◆ Do this
Quote the records below in full, exactly as given, with the images taken out.

•••••

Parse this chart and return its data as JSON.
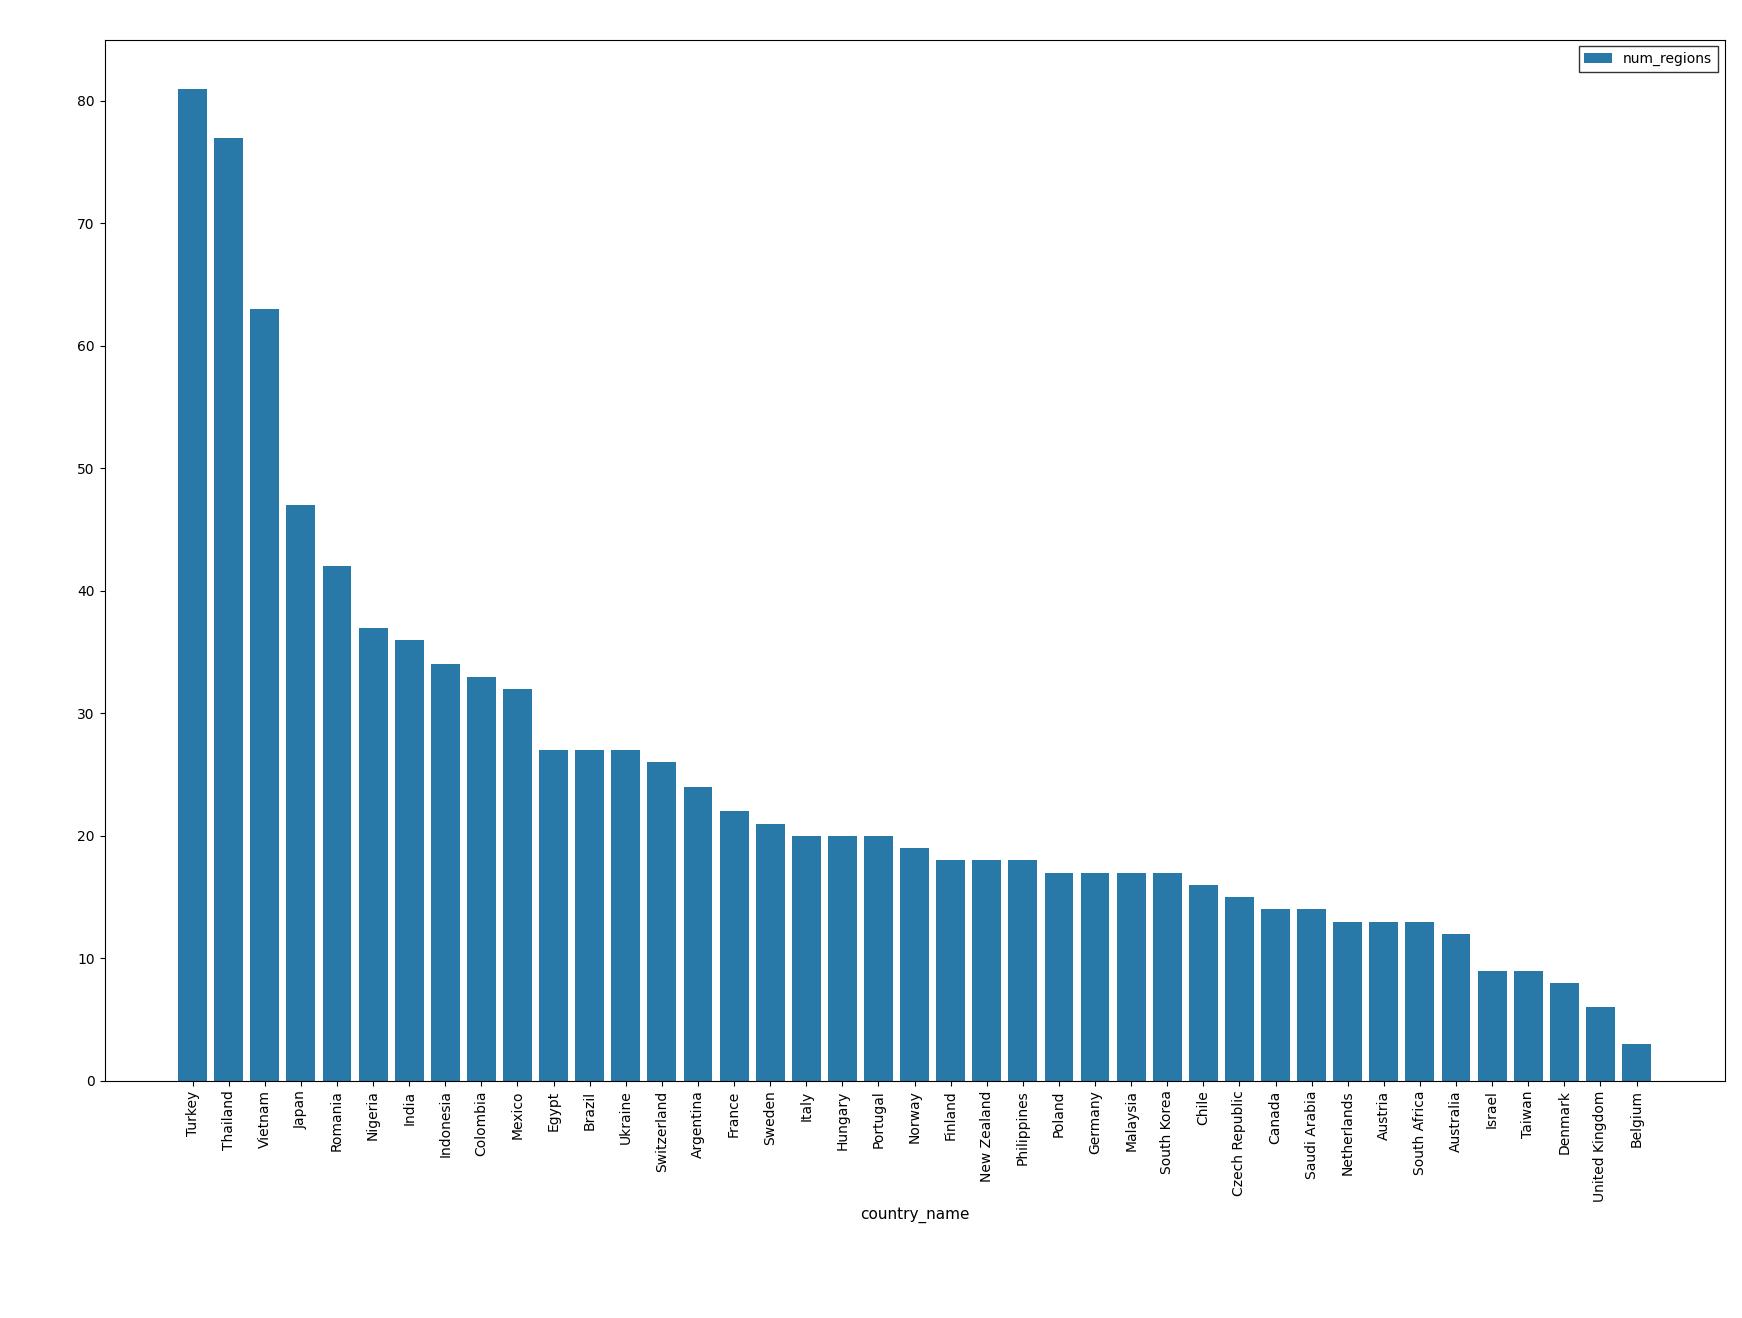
{
  "categories": [
    "Turkey",
    "Thailand",
    "Vietnam",
    "Japan",
    "Romania",
    "Nigeria",
    "India",
    "Indonesia",
    "Colombia",
    "Mexico",
    "Egypt",
    "Brazil",
    "Ukraine",
    "Switzerland",
    "Argentina",
    "France",
    "Sweden",
    "Italy",
    "Hungary",
    "Portugal",
    "Norway",
    "Finland",
    "New Zealand",
    "Philippines",
    "Poland",
    "Germany",
    "Malaysia",
    "South Korea",
    "Chile",
    "Czech Republic",
    "Canada",
    "Saudi Arabia",
    "Netherlands",
    "Austria",
    "South Africa",
    "Australia",
    "Israel",
    "Taiwan",
    "Denmark",
    "United Kingdom",
    "Belgium"
  ],
  "values": [
    81,
    77,
    63,
    47,
    42,
    37,
    36,
    34,
    33,
    32,
    27,
    27,
    27,
    26,
    24,
    22,
    21,
    20,
    20,
    20,
    19,
    18,
    18,
    18,
    17,
    17,
    17,
    17,
    16,
    15,
    14,
    14,
    13,
    13,
    13,
    12,
    9,
    9,
    8,
    6,
    3
  ],
  "bar_color": "#2878a8",
  "xlabel": "country_name",
  "ylabel": "",
  "legend_label": "num_regions",
  "ylim": [
    0,
    85
  ],
  "yticks": [
    0,
    10,
    20,
    30,
    40,
    50,
    60,
    70,
    80
  ],
  "background_color": "#ffffff",
  "fig_width": 17.42,
  "fig_height": 13.18,
  "dpi": 100
}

•••••

◆ Solution
Parse this chart and return its data as JSON.
{
  "categories": [
    "Turkey",
    "Thailand",
    "Vietnam",
    "Japan",
    "Romania",
    "Nigeria",
    "India",
    "Indonesia",
    "Colombia",
    "Mexico",
    "Egypt",
    "Brazil",
    "Ukraine",
    "Switzerland",
    "Argentina",
    "France",
    "Sweden",
    "Italy",
    "Hungary",
    "Portugal",
    "Norway",
    "Finland",
    "New Zealand",
    "Philippines",
    "Poland",
    "Germany",
    "Malaysia",
    "South Korea",
    "Chile",
    "Czech Republic",
    "Canada",
    "Saudi Arabia",
    "Netherlands",
    "Austria",
    "South Africa",
    "Australia",
    "Israel",
    "Taiwan",
    "Denmark",
    "United Kingdom",
    "Belgium"
  ],
  "values": [
    81,
    77,
    63,
    47,
    42,
    37,
    36,
    34,
    33,
    32,
    27,
    27,
    27,
    26,
    24,
    22,
    21,
    20,
    20,
    20,
    19,
    18,
    18,
    18,
    17,
    17,
    17,
    17,
    16,
    15,
    14,
    14,
    13,
    13,
    13,
    12,
    9,
    9,
    8,
    6,
    3
  ],
  "bar_color": "#2878a8",
  "xlabel": "country_name",
  "ylabel": "",
  "legend_label": "num_regions",
  "ylim": [
    0,
    85
  ],
  "yticks": [
    0,
    10,
    20,
    30,
    40,
    50,
    60,
    70,
    80
  ],
  "background_color": "#ffffff",
  "fig_width": 17.42,
  "fig_height": 13.18,
  "dpi": 100
}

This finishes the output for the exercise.